BEGIN INPUT FOR THIS TASK

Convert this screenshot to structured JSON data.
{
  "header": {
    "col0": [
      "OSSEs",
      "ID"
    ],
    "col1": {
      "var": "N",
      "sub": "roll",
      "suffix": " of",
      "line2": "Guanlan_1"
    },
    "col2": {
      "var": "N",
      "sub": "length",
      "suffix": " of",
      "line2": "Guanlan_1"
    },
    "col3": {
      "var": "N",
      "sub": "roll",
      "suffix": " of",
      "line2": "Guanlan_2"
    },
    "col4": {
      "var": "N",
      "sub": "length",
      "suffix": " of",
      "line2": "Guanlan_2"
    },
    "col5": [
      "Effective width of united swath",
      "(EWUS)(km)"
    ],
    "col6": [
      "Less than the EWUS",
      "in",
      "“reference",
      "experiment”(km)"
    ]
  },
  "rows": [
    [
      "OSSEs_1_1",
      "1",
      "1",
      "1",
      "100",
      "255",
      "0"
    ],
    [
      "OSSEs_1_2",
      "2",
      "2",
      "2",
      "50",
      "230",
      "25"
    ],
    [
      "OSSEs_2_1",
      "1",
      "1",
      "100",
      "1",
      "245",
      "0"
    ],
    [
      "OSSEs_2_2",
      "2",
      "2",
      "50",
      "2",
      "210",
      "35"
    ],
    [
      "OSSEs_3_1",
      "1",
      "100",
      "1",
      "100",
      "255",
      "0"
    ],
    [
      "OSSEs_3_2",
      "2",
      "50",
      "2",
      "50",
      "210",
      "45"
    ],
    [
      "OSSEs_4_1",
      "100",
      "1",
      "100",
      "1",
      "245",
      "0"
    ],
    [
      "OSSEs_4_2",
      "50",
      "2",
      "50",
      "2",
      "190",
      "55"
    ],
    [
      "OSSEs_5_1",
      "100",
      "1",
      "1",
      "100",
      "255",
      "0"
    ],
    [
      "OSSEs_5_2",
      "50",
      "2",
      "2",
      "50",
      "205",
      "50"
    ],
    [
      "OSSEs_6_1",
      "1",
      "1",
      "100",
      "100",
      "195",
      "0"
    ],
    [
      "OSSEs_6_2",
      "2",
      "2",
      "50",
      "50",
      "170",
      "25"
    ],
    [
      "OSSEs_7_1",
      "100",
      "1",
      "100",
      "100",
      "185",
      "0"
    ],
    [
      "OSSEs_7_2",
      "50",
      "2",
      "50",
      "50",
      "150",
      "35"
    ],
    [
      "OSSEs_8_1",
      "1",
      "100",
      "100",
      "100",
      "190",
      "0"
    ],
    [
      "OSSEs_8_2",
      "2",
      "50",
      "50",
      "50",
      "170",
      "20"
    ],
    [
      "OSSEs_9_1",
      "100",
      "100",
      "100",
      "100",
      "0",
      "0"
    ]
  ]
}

END INPUT FOR THIS TASK

→ **THE TASK**
Write out every line from the records above, word for word.

→ **TASK SOLUTION**
Convert this screenshot to structured JSON data.
{
  "header": {
    "col0": [
      "OSSEs",
      "ID"
    ],
    "col1": {
      "var": "N",
      "sub": "roll",
      "suffix": " of",
      "line2": "Guanlan_1"
    },
    "col2": {
      "var": "N",
      "sub": "length",
      "suffix": " of",
      "line2": "Guanlan_1"
    },
    "col3": {
      "var": "N",
      "sub": "roll",
      "suffix": " of",
      "line2": "Guanlan_2"
    },
    "col4": {
      "var": "N",
      "sub": "length",
      "suffix": " of",
      "line2": "Guanlan_2"
    },
    "col5": [
      "Effective width of united swath",
      "(EWUS)(km)"
    ],
    "col6": [
      "Less than the EWUS",
      "in",
      "“reference",
      "experiment”(km)"
    ]
  },
  "rows": [
    [
      "OSSEs_1_1",
      "1",
      "1",
      "1",
      "100",
      "255",
      "0"
    ],
    [
      "OSSEs_1_2",
      "2",
      "2",
      "2",
      "50",
      "230",
      "25"
    ],
    [
      "OSSEs_2_1",
      "1",
      "1",
      "100",
      "1",
      "245",
      "0"
    ],
    [
      "OSSEs_2_2",
      "2",
      "2",
      "50",
      "2",
      "210",
      "35"
    ],
    [
      "OSSEs_3_1",
      "1",
      "100",
      "1",
      "100",
      "255",
      "0"
    ],
    [
      "OSSEs_3_2",
      "2",
      "50",
      "2",
      "50",
      "210",
      "45"
    ],
    [
      "OSSEs_4_1",
      "100",
      "1",
      "100",
      "1",
      "245",
      "0"
    ],
    [
      "OSSEs_4_2",
      "50",
      "2",
      "50",
      "2",
      "190",
      "55"
    ],
    [
      "OSSEs_5_1",
      "100",
      "1",
      "1",
      "100",
      "255",
      "0"
    ],
    [
      "OSSEs_5_2",
      "50",
      "2",
      "2",
      "50",
      "205",
      "50"
    ],
    [
      "OSSEs_6_1",
      "1",
      "1",
      "100",
      "100",
      "195",
      "0"
    ],
    [
      "OSSEs_6_2",
      "2",
      "2",
      "50",
      "50",
      "170",
      "25"
    ],
    [
      "OSSEs_7_1",
      "100",
      "1",
      "100",
      "100",
      "185",
      "0"
    ],
    [
      "OSSEs_7_2",
      "50",
      "2",
      "50",
      "50",
      "150",
      "35"
    ],
    [
      "OSSEs_8_1",
      "1",
      "100",
      "100",
      "100",
      "190",
      "0"
    ],
    [
      "OSSEs_8_2",
      "2",
      "50",
      "50",
      "50",
      "170",
      "20"
    ],
    [
      "OSSEs_9_1",
      "100",
      "100",
      "100",
      "100",
      "0",
      "0"
    ]
  ]
}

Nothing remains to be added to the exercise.